**EXTRACTED TEXT**

# What do you use as targets?



## Curtis (Apr 30, 2013)

Hey guys, lately I switched from shooting soda cans to shooting plastic water bottles. The cans made a satisfying ping when I hit them, but only lasted a handful of hits. I find the water bottles last much longer, and it still makes an obvious muffled impact sound.

I was just wondering what kind of targets you guys used, and I was wondering how you secure them for shooting (I hang my bottles from string hanging on my catch-box).

I'm thinking there must be some creative methods and targets out there that I'd like to try!

Thanks! - Curtis


----------



## SuperMonkeySlinger (Jan 28, 2013)

Hello Curtis! ,
Plastic bottles last longer without a doubt, fill them with a little water and watch them EXPLODE !!  
Another thing that lasts around 250 shots, is a campbells soup can, they are very fun to shoot.

What i do is i just throw my pop/soup can down in the road and start walking while shooting it, kind of like walking a dog ! i shoot the can when i get within 10 yards of it in the road so it keeps on moving. It really helps my skill with hitting a moving target because the can it almost always rolling in the road.

Take care!,

SMS
( By the way, i live out in the country, very few houses live near me so i can tear up pop cans in the road all day!


----------



## abagrizzli (May 2, 2013)

Usually I kill cola cans, some pizza boxes, some pine cones. The first target was plastic doghouse (though it's not fun - marbles punch through it too easily, then you have to gather them from all the territory).


----------



## Saderath (Jan 1, 2013)

A little plastic cap from a chair leg!


----------



## Imperial (Feb 9, 2011)

plastic bottle caps, beer bottles, beer bottle caps, paintballs, horseflys, wind chimes, and what ever looks like a target at different heights and distances.


----------



## Tentacle Toast (Jan 17, 2013)

Well, after anything living (pests, feral cats, etc) has scattered or perished, I like to spot quasi-stationary objects (SPECIFIC leaves on trees, pine cones, etc) & aim for those. Seems to help with keeping the eye honed too...aside from that, wine bottles make a groovy sound upon detonation..


----------



## HerecomestheBOOM (May 9, 2013)

I really like Birchwood Casey shoot 'n see targets, just stick them on a piece of cardboard.

I also have a bunch of these saved up for when I go play outdoors:


----------



## abagrizzli (May 2, 2013)

Imperial said:


> plastic bottle caps, beer bottles, beer bottle caps, paintballs, horseflys, wind chimes, and what ever looks like a target at different heights and distances.

**REQUIREMENT 1**
List each distinct username that posted in the thread about shooting targets, naming each one only once.
**REQUIREMENT 2**
Carry on the thread about shooting targets from the point where it stops.

Dataset rows:
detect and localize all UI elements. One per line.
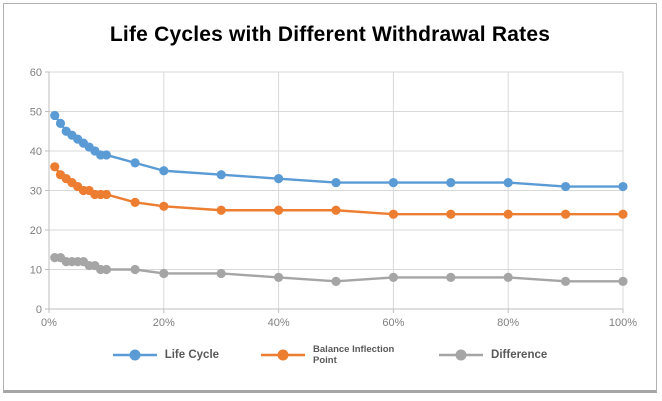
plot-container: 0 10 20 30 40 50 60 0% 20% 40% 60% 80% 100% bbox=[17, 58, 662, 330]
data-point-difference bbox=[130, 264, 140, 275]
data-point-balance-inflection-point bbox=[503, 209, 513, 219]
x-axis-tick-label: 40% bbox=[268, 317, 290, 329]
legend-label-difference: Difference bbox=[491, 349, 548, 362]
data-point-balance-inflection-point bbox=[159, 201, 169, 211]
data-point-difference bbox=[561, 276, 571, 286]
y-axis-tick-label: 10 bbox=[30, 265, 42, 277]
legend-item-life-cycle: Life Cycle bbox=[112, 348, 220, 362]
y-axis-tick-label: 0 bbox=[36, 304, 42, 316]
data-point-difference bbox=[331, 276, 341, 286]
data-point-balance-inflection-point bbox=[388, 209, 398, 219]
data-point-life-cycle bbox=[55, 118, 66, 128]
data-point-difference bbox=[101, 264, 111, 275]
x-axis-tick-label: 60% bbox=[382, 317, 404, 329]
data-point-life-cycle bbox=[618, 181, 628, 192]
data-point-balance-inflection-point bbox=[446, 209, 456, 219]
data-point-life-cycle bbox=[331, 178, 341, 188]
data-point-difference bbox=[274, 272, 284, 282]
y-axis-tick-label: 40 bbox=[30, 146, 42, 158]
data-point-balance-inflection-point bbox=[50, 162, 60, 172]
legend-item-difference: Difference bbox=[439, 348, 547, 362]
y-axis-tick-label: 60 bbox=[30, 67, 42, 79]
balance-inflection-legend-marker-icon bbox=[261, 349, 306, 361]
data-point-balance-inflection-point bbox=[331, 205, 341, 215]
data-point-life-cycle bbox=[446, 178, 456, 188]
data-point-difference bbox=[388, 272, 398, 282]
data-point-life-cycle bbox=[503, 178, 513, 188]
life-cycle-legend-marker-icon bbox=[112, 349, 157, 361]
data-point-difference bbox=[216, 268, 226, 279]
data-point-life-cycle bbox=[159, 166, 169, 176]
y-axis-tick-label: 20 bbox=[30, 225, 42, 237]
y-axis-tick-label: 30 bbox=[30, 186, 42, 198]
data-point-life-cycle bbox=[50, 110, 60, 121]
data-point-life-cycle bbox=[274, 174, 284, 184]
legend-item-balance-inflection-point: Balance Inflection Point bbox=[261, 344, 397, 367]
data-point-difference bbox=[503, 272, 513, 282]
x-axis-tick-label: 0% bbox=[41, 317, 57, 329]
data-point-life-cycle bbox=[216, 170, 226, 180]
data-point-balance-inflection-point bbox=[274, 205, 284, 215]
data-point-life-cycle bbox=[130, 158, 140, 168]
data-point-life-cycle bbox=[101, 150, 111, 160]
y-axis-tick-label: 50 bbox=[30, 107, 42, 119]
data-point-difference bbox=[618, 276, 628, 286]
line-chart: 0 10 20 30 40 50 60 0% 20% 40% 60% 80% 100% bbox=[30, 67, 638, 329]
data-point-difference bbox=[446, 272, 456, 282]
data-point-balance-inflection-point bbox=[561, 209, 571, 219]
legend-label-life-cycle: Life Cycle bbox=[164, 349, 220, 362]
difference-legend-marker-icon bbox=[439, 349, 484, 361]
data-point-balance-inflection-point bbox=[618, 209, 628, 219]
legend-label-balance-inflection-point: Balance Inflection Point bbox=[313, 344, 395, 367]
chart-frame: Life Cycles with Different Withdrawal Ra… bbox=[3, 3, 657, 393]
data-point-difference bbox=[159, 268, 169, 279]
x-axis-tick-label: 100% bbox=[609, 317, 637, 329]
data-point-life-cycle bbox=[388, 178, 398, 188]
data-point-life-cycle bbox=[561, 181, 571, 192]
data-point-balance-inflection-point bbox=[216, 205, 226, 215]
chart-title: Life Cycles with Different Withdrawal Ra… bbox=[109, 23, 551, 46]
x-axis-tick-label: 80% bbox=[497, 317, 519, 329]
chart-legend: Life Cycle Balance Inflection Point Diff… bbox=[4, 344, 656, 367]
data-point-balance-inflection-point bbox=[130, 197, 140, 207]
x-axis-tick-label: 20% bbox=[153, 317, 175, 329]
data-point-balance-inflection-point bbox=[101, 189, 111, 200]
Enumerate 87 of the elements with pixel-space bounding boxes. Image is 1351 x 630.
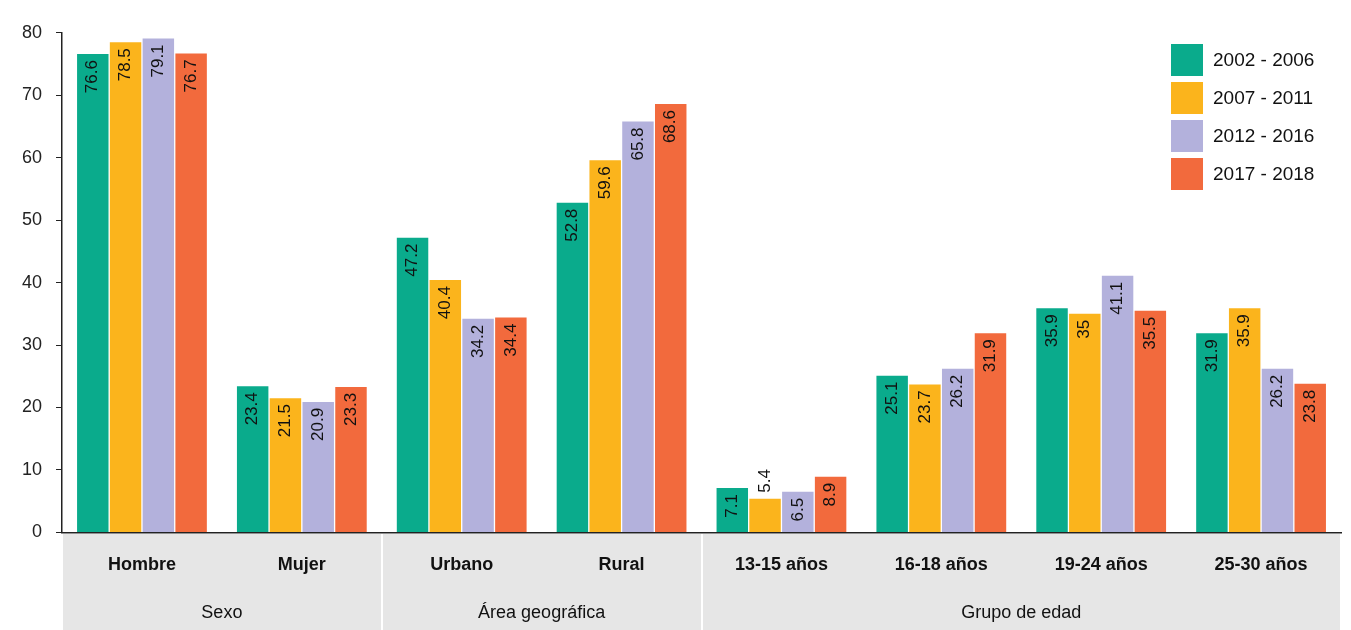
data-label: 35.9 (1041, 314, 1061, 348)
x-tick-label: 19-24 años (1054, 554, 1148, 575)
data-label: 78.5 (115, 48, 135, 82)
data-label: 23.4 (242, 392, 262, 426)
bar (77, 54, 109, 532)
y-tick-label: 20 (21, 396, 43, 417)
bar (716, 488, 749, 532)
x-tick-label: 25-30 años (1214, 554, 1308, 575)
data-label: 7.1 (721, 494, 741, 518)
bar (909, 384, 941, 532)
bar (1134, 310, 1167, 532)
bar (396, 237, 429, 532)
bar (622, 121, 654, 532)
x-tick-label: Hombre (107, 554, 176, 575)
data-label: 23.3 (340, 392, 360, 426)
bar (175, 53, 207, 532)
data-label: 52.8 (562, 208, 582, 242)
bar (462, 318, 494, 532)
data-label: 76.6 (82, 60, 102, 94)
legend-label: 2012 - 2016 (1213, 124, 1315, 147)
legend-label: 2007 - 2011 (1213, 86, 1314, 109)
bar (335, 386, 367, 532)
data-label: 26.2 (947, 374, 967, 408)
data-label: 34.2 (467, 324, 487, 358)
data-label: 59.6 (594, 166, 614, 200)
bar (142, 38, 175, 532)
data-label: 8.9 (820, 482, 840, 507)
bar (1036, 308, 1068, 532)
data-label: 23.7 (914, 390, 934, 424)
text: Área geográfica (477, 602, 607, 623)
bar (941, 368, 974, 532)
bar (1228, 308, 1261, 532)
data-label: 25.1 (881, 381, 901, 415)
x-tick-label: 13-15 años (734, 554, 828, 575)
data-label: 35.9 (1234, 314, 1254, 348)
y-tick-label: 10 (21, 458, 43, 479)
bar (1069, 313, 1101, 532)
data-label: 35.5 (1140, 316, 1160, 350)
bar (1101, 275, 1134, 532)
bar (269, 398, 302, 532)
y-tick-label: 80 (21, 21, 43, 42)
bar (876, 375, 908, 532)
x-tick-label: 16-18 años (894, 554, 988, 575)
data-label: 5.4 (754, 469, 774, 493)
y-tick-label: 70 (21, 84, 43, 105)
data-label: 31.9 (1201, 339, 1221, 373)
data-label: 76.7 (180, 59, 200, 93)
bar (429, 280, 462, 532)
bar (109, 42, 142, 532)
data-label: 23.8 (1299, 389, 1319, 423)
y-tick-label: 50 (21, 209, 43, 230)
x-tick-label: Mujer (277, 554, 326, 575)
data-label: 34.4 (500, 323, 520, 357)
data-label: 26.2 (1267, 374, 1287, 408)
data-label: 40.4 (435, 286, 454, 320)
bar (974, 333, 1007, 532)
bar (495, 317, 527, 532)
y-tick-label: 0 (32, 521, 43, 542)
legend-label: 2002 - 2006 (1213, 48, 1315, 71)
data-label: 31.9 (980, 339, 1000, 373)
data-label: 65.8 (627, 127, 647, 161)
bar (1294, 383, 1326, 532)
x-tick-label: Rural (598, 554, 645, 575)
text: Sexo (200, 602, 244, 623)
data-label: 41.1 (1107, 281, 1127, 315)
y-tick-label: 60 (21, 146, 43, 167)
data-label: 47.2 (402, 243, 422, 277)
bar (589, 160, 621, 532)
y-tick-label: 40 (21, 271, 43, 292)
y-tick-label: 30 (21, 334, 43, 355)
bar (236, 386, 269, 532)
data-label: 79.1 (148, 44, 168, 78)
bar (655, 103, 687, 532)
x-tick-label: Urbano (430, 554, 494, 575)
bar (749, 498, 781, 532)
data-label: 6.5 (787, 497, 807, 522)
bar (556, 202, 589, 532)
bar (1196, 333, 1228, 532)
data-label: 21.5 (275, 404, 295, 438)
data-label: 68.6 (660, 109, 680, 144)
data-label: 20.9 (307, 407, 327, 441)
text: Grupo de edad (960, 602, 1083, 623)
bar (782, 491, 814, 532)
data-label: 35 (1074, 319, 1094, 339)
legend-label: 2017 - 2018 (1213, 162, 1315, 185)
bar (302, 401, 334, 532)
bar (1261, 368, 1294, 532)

--

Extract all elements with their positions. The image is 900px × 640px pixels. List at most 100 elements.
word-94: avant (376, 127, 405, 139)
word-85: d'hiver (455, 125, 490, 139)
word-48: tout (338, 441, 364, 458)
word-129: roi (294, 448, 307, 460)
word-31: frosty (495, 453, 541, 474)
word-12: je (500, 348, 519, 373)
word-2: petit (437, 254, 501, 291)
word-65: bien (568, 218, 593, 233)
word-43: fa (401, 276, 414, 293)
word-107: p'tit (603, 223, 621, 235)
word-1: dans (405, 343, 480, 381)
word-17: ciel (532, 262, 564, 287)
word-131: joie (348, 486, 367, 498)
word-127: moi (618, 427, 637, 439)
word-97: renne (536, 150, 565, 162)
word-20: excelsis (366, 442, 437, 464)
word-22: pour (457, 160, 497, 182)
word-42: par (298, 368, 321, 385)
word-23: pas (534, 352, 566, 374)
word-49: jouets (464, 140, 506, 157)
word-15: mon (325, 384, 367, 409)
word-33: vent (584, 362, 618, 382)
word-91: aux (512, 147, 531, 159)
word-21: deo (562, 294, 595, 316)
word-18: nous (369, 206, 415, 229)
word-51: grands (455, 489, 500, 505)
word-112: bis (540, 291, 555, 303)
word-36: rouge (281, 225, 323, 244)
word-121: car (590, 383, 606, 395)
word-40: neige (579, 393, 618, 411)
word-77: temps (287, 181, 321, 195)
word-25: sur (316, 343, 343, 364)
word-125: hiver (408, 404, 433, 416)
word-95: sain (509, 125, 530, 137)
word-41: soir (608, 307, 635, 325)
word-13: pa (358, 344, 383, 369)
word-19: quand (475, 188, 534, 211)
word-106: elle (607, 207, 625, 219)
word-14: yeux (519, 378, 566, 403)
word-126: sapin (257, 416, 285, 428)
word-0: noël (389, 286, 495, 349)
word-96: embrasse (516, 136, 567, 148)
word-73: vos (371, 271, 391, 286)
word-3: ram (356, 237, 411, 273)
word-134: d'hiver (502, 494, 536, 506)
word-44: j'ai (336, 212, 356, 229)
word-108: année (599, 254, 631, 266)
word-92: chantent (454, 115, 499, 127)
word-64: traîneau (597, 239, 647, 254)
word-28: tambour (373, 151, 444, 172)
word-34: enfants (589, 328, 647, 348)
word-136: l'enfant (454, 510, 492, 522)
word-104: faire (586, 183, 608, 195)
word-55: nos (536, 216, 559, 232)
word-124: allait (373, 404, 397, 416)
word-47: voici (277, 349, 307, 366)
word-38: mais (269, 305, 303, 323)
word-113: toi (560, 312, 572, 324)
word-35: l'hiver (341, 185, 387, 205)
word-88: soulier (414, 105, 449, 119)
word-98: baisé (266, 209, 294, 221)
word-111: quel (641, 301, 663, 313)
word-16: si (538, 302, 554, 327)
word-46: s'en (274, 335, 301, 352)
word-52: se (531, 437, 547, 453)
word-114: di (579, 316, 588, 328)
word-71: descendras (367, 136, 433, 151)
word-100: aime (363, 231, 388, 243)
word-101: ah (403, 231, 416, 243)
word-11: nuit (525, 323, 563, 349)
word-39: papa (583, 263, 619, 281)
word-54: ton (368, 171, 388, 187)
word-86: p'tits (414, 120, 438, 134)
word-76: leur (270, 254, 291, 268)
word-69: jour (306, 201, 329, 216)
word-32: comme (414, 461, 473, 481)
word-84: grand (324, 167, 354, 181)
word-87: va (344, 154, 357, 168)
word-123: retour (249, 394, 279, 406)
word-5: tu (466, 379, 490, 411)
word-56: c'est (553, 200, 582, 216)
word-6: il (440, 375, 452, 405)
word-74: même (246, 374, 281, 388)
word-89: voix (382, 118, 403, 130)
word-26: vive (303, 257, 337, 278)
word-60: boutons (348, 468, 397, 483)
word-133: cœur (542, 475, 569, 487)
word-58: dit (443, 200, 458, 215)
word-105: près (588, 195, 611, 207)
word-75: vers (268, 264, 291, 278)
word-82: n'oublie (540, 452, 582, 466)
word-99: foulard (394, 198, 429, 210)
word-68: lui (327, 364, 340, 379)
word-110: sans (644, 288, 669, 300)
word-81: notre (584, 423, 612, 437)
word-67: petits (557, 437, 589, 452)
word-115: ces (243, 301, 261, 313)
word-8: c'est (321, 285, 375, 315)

**RESPONSE 1**
Curtis, SuperMonkeySlinger, abagrizzli, Saderath, Imperial, Tentacle Toast, HerecomestheBOOM

**RESPONSE 2**
Oh, c'mon, just say it. I'M CHUCK NORRIS. :king: I do not shoot targets. Targets shoot themselves when I just look at them. :neener:


----------



## PorkChopSling (Jan 17, 2013)

Well, I use to shoot at this coconut wind chime and it made a very satisfying sound when struck. I just finished my first catch box and so i had these 1/4" thick trunk leather i cut into different size targets, then my more artistic other half and a good friend of ours marker painted them. I have them hung by stitched on tabs, rope, or paper clip. Been shooting at them all day and the leather gives a nice smacking sound that is very rewarding.


----------



## August West (Jan 21, 2012)

A 2" square piece of thick leather hung in front of the catch box has lasted longer than anything I have ever used and makes a pretty nice slap when solidly hit. Also those little energy shot bottles make nice targets.


----------



## Imperial (Feb 9, 2011)

abagrizzli said:


> Imperial said:
> 
> 
> > plastic bottle caps, beer bottles, beer bottle caps, paintballs, horseflys, wind chimes, and what ever looks like a target at different heights and distances.
> ...


if i were chuck norris, id actually hit my targets.  but i am improving, little by little. . .

btw, did you know that when the hulk gets mad, he turns into chuck norris.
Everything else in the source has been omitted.